# [Task description]
Output as a numbered list the stretch of entries from the line that contains "Bar [762,277,772,282]" through the line that contains "Text: –: – [266,1023,275,1043]", both included, with blank lines left out.

------ Raw data ------

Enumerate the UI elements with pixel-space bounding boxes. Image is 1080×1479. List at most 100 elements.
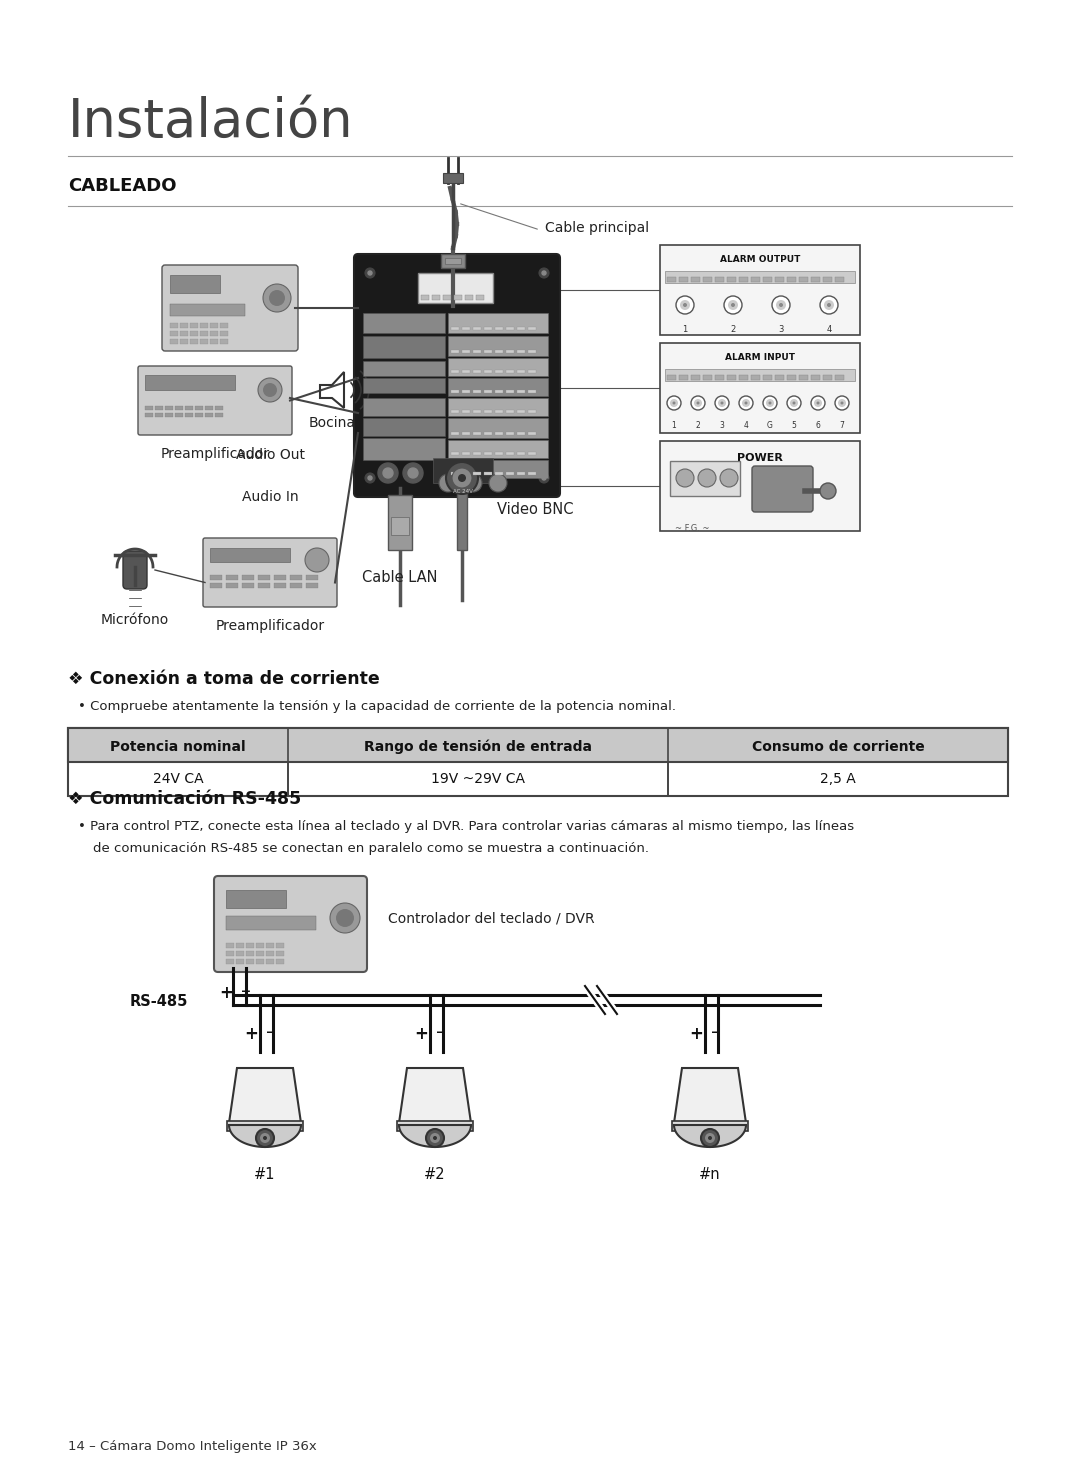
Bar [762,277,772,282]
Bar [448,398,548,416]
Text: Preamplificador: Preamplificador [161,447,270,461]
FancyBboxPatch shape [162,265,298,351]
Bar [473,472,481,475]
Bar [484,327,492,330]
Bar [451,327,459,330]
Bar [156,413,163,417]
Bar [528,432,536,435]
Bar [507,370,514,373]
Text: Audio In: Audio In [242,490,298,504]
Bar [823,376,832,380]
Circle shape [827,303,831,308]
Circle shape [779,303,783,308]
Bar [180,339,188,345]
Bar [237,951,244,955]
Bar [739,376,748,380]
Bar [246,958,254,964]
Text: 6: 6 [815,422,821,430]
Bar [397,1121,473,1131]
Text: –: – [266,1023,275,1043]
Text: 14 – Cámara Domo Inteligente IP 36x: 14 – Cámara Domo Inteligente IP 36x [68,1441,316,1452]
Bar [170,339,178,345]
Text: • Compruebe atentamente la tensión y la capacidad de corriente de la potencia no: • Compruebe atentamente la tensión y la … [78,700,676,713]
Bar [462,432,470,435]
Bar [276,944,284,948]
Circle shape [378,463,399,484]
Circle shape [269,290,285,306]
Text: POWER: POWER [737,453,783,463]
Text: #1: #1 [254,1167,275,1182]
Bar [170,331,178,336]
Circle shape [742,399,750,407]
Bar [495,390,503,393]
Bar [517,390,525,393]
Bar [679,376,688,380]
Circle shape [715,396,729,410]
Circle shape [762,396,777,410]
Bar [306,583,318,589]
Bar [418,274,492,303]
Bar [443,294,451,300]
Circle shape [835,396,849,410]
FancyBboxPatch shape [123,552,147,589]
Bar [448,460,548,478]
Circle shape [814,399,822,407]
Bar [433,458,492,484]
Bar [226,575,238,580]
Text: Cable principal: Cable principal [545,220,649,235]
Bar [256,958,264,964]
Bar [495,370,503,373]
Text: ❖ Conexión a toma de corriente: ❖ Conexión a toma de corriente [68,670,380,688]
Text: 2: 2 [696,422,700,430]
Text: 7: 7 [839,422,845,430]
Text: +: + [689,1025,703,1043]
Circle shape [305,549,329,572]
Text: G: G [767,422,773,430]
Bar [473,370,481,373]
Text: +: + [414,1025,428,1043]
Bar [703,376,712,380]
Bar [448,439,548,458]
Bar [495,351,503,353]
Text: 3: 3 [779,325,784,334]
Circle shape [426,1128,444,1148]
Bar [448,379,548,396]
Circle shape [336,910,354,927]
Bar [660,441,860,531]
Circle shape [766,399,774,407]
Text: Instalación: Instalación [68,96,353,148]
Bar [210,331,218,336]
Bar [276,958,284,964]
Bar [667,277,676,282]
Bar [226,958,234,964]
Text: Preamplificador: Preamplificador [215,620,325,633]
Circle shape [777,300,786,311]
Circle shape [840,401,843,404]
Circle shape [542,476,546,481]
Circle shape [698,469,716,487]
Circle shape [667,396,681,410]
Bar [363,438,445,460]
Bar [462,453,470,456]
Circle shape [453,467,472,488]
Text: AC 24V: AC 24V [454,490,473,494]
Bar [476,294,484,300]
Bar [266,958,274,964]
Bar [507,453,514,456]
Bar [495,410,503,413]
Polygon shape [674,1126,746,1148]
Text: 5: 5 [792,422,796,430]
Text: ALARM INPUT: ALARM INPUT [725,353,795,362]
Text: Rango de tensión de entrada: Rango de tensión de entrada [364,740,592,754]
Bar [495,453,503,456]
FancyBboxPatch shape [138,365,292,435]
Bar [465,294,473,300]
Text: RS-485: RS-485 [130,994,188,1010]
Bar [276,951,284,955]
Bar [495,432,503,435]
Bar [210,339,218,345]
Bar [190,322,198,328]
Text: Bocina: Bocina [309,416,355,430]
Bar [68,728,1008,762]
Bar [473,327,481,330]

------

# [Expected output]
1. Bar [762,277,772,282]
2. Bar [448,398,548,416]
3. Text: Preamplificador: Preamplificador [161,447,270,461]
4. FancyBboxPatch shape [162,265,298,351]
5. Bar [473,472,481,475]
6. Bar [484,327,492,330]
7. Bar [451,327,459,330]
8. Bar [156,413,163,417]
9. Bar [528,432,536,435]
10. Bar [507,370,514,373]
11. Text: Audio In: Audio In [242,490,298,504]
12. Bar [823,376,832,380]
13. Circle shape [827,303,831,308]
14. Circle shape [779,303,783,308]
15. Bar [180,339,188,345]
16. Bar [237,951,244,955]
17. Bar [739,376,748,380]
18. Bar [246,958,254,964]
19. Text: 6: 6 [815,422,821,430]
20. Bar [397,1121,473,1131]
21. Text: –: – [266,1023,275,1043]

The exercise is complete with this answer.